EXTRACTED DATA =>
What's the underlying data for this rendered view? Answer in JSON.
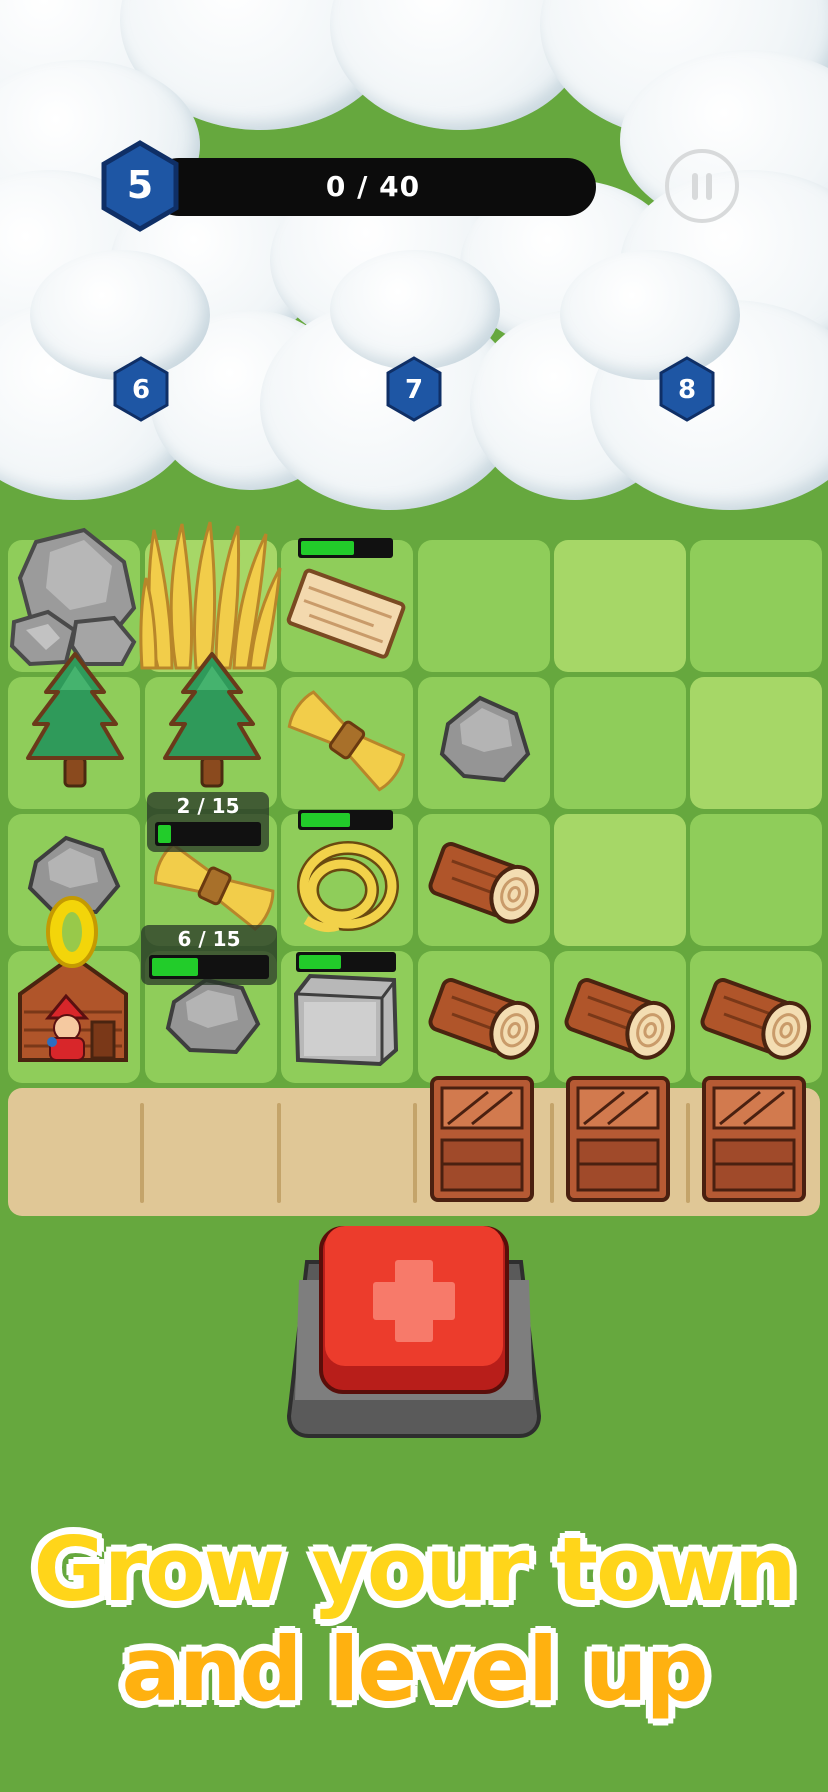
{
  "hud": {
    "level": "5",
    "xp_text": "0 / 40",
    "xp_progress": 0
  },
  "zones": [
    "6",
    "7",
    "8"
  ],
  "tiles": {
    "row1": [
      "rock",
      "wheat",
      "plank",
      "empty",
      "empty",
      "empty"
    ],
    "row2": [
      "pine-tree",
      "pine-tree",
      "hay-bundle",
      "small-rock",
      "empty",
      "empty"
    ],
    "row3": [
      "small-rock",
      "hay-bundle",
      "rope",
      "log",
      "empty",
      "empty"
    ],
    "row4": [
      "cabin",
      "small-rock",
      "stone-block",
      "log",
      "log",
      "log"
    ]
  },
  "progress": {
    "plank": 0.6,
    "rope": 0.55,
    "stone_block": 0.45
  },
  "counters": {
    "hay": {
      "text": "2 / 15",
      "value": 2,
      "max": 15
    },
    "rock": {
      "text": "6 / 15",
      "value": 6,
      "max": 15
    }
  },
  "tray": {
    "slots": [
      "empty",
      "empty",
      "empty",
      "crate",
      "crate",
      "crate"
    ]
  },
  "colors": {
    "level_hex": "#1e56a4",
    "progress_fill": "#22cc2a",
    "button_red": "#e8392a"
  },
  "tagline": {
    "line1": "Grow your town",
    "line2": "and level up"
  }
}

==

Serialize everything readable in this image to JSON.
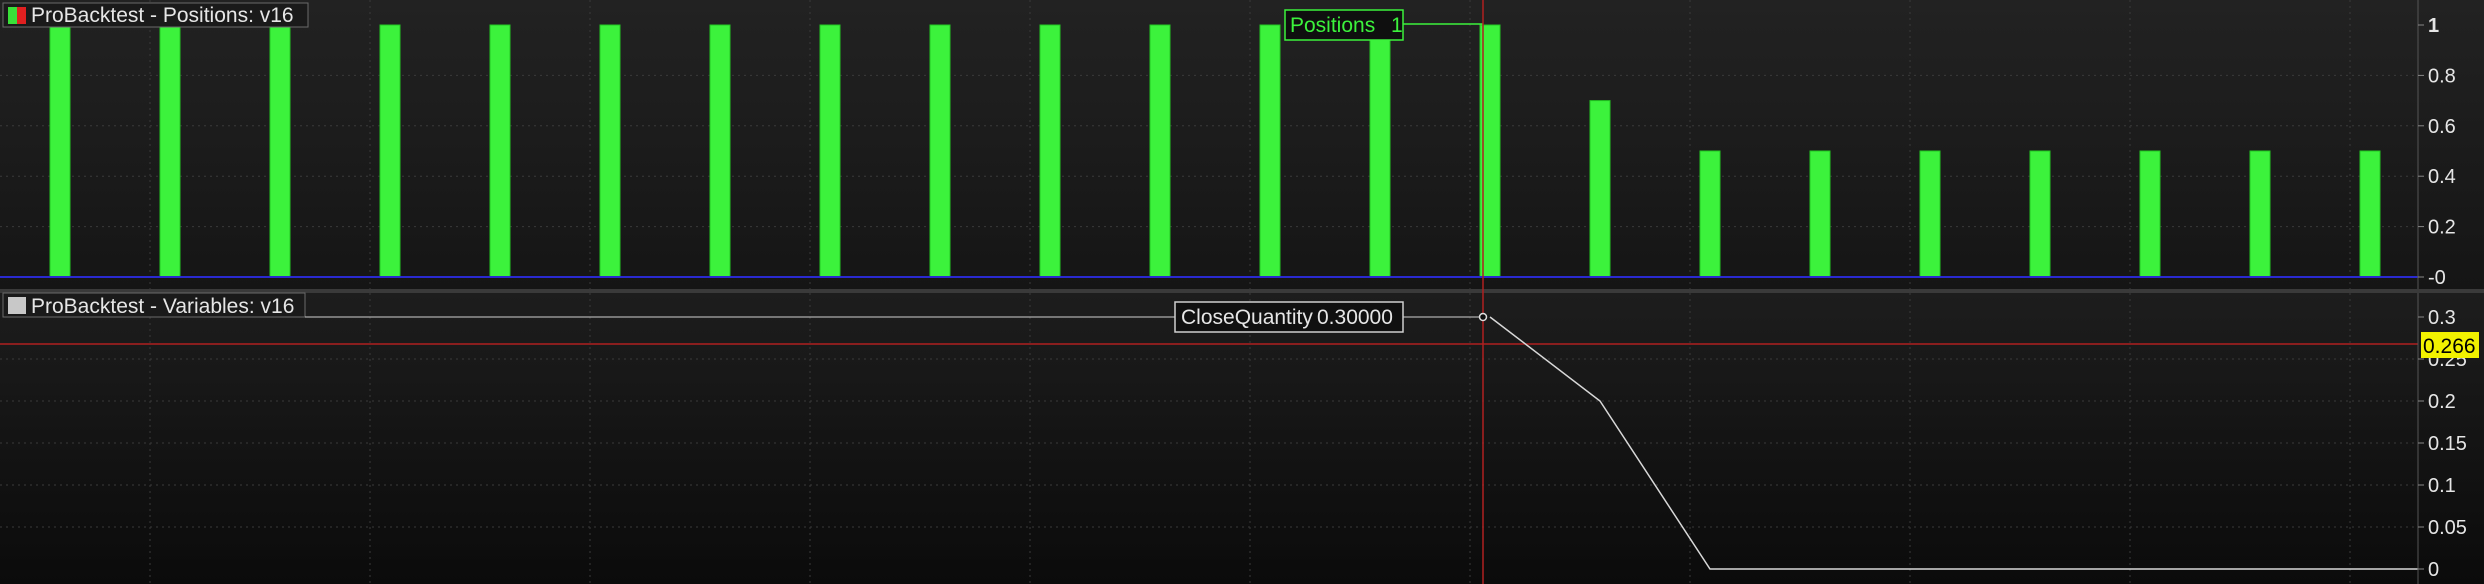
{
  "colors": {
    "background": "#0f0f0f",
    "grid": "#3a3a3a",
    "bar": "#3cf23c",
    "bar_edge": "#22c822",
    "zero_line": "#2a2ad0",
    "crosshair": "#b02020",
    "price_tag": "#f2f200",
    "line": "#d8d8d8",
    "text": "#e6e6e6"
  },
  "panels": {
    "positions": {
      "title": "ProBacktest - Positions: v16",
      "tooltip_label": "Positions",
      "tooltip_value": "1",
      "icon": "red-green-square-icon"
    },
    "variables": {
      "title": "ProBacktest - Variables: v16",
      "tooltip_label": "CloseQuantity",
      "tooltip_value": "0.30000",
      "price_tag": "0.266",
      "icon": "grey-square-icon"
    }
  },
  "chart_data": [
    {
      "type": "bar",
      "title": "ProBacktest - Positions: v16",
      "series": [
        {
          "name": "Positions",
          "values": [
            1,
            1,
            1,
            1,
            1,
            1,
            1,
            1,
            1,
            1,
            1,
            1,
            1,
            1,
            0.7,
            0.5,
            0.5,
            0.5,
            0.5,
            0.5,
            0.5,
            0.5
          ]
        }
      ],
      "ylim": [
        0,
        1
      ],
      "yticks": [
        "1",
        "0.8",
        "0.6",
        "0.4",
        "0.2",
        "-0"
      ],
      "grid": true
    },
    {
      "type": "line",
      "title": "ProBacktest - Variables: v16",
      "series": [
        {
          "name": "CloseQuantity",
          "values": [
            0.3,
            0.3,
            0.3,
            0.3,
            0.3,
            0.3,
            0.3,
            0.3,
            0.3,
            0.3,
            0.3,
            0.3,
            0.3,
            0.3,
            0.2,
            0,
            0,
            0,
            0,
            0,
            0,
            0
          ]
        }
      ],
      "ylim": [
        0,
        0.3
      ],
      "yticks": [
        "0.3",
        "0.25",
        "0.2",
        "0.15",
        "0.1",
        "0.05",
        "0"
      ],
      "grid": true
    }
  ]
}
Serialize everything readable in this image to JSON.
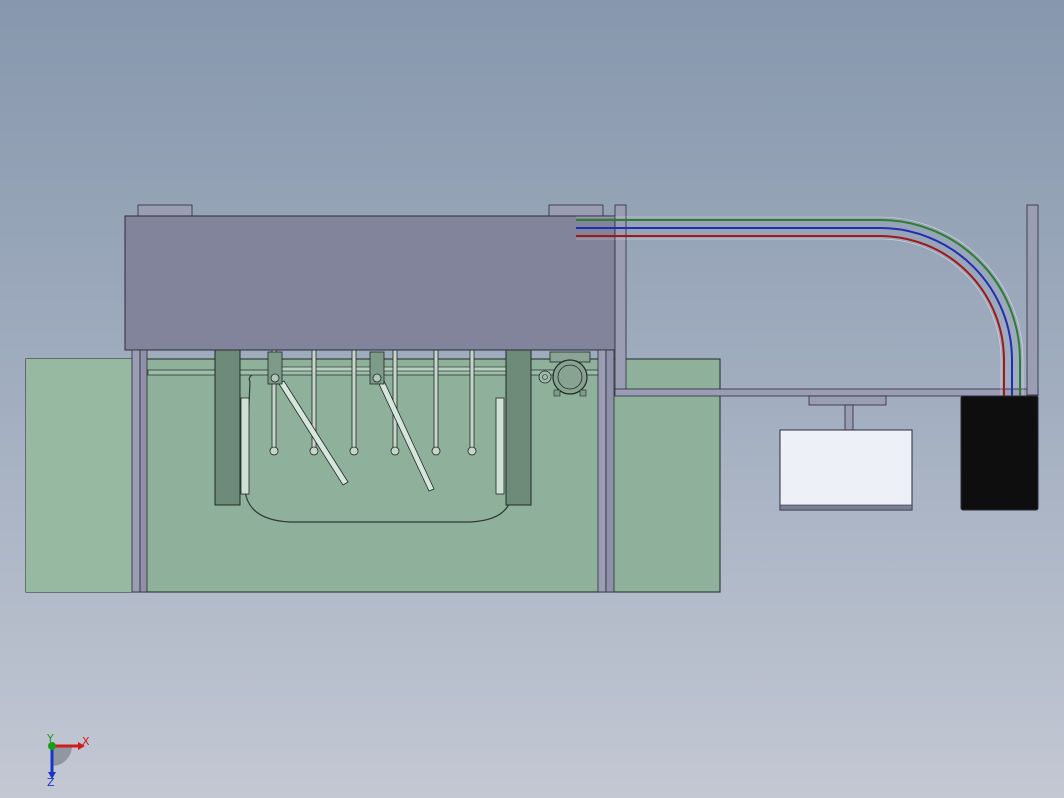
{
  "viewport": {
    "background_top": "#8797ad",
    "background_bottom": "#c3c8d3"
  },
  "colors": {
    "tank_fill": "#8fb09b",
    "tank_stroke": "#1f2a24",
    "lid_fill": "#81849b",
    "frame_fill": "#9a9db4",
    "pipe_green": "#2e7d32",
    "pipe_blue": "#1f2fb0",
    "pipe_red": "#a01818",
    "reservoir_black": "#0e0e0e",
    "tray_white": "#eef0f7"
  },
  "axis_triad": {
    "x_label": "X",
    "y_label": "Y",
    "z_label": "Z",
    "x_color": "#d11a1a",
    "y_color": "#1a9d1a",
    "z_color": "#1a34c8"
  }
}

WHAT THE EXERCISE ASKS => Find the lines above that include the string "icon" and copy them.

EXERCISE RESULT =>
      "icon": "red-green-square-icon"
      "icon": "grey-square-icon"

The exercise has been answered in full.